>> BEGIN MATERIAL SUPPLIED

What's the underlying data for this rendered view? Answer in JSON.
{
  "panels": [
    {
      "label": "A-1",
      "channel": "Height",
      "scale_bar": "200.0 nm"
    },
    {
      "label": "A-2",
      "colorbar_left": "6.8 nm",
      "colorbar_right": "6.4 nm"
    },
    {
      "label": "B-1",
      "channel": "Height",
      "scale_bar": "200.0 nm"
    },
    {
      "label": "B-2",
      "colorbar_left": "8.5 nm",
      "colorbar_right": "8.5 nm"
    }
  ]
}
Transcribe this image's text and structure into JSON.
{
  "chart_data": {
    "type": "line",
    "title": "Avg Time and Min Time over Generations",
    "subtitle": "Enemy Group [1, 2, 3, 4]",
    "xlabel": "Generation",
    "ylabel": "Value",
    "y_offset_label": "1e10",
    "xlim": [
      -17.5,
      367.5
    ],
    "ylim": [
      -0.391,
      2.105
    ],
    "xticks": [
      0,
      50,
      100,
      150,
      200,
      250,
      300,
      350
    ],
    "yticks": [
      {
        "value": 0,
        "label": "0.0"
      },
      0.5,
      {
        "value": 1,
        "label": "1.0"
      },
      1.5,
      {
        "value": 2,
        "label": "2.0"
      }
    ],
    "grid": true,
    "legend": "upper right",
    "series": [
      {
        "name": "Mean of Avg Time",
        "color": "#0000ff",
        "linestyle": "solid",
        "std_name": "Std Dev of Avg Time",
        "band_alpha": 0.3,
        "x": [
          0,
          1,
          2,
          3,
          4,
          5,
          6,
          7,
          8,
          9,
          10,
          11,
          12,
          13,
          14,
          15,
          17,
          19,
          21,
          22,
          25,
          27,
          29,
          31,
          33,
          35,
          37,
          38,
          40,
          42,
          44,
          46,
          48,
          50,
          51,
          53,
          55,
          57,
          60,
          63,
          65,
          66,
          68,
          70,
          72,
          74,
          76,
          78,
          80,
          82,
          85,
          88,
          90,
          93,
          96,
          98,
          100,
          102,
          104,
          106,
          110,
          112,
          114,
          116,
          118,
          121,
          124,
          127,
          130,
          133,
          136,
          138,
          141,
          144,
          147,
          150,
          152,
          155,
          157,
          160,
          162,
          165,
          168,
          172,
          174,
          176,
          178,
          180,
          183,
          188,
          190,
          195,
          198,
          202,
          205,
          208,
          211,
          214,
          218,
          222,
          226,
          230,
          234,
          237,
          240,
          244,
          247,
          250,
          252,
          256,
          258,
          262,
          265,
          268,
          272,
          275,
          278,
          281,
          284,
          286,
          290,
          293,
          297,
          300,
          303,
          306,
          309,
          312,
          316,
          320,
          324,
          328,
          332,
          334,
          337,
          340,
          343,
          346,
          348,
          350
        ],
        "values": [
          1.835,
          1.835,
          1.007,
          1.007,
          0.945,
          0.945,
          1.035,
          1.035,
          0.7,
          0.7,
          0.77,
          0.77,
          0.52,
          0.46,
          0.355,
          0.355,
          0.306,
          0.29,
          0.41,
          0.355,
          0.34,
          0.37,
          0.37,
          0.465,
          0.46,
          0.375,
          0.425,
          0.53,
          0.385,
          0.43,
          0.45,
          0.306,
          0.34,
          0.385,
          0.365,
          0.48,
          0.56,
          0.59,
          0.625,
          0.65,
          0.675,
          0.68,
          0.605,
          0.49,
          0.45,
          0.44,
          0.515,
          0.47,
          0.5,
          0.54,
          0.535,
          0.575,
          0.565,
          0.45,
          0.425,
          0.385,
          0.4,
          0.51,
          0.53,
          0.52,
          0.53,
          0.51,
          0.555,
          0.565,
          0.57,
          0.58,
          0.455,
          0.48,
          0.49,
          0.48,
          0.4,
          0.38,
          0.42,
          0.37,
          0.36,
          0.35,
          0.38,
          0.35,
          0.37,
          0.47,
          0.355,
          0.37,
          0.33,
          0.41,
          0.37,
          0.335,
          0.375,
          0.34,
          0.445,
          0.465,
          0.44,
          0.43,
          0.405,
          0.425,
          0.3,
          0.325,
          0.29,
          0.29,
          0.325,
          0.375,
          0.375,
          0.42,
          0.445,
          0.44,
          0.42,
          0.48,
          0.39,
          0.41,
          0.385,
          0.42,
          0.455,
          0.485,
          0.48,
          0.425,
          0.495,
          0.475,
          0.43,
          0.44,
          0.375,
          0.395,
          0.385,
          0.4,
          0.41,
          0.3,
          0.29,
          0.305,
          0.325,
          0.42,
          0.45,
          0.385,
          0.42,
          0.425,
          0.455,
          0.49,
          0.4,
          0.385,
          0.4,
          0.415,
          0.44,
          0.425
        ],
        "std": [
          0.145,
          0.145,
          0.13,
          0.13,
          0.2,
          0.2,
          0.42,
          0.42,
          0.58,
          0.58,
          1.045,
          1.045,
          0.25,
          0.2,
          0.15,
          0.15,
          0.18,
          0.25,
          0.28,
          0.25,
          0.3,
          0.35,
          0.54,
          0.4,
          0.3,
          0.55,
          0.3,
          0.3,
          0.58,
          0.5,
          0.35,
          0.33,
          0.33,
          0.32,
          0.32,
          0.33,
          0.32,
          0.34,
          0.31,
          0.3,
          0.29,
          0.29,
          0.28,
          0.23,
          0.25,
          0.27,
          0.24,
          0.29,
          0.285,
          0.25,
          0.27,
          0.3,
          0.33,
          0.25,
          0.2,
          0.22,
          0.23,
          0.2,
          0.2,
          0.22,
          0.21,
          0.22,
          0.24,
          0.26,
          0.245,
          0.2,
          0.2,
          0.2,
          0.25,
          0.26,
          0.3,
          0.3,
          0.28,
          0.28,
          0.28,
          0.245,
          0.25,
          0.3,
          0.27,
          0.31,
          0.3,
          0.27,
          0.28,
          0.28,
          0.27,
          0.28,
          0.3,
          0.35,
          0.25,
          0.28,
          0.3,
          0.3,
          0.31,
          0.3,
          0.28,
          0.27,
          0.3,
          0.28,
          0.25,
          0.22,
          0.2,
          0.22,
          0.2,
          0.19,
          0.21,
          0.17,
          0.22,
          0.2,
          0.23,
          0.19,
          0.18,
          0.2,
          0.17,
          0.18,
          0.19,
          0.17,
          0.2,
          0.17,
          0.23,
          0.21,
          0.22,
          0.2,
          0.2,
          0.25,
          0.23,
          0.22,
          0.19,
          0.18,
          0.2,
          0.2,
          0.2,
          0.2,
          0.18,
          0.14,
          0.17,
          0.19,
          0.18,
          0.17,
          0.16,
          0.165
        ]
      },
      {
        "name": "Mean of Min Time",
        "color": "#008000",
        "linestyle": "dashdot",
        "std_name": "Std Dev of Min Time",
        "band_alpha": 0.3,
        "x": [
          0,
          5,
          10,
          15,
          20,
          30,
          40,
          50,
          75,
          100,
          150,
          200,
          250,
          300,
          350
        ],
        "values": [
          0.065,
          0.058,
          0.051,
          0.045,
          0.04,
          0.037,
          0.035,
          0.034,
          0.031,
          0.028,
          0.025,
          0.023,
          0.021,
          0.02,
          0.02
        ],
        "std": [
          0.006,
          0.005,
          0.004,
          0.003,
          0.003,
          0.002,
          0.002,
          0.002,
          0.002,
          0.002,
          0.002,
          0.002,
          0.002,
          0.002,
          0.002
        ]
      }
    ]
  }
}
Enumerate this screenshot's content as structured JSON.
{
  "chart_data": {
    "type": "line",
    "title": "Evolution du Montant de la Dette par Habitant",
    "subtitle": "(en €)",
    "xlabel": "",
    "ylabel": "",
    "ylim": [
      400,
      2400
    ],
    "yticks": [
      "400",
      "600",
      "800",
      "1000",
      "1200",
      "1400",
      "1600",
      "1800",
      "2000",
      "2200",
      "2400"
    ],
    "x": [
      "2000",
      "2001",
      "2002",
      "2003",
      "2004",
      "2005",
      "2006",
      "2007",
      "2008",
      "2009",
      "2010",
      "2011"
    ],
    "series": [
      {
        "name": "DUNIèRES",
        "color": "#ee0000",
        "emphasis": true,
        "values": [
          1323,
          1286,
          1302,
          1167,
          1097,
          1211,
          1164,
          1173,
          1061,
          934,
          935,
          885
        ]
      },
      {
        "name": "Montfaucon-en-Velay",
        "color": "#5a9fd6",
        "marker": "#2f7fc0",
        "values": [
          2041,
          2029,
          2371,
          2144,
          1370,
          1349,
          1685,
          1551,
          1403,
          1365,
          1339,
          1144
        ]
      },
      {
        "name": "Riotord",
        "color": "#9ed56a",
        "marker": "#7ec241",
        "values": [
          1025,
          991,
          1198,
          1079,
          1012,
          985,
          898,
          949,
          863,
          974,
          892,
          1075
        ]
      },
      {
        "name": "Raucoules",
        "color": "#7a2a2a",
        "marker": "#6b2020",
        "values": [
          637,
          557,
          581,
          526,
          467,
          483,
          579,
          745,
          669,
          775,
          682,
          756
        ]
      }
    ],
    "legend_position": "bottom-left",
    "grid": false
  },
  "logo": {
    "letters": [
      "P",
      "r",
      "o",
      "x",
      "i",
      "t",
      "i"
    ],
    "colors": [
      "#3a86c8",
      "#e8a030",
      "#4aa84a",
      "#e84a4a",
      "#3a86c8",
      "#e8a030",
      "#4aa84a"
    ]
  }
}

>> END MATERIAL SUPPLIED

THE TASK →
Extract, from the listing above, every line where the string "marker" occurs.

CORRECT OUTPUT →
        "marker": "#2f7fc0",
        "marker": "#7ec241",
        "marker": "#6b2020",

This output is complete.